• [Description of the task] Your task is to copy every line of the entries that contains "沉着脸说道".

>> BEGIN Information shown

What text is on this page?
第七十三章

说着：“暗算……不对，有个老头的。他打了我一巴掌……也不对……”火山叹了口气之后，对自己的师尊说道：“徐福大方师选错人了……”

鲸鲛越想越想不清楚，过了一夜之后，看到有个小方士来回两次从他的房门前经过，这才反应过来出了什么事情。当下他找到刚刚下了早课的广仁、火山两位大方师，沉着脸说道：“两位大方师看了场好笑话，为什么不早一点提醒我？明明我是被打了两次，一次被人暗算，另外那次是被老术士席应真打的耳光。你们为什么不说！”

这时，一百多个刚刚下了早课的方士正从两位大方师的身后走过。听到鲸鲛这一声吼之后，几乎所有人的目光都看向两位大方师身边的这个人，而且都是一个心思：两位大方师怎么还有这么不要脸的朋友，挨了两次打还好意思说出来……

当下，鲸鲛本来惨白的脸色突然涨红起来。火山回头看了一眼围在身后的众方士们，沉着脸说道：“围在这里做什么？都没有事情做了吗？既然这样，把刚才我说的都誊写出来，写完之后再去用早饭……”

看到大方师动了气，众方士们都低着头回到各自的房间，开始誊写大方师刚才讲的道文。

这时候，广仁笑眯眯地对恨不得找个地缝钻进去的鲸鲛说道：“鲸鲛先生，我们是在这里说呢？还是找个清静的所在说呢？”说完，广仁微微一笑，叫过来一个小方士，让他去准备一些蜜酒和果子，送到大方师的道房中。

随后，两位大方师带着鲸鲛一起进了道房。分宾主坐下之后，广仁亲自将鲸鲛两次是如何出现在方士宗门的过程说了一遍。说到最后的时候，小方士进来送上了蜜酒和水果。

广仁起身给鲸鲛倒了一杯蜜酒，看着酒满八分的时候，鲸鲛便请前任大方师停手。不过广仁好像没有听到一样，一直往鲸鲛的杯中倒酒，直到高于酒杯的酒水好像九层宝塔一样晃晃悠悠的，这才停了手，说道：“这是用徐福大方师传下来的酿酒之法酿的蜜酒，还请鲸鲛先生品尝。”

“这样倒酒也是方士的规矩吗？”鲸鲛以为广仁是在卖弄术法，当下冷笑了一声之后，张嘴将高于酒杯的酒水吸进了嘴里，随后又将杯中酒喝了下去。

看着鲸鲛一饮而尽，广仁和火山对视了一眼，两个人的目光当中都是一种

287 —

>> END Information shown

• [Worked answer]
鲸鲛越想越想不清楚，过了一夜之后，看到有个小方士来回两次从他的房门前经过，这才反应过来出了什么事情。当下他找到刚刚下了早课的广仁、火山两位大方师，沉着脸说道：“两位大方师看了场好笑话，为什么不早一点提醒我？明明我是被打了两次，一次被人暗算，另外那次是被老术士席应真打的耳光。你们为什么不说！”
当下，鲸鲛本来惨白的脸色突然涨红起来。火山回头看了一眼围在身后的众方士们，沉着脸说道：“围在这里做什么？都没有事情做了吗？既然这样，把刚才我说的都誊写出来，写完之后再去用早饭……”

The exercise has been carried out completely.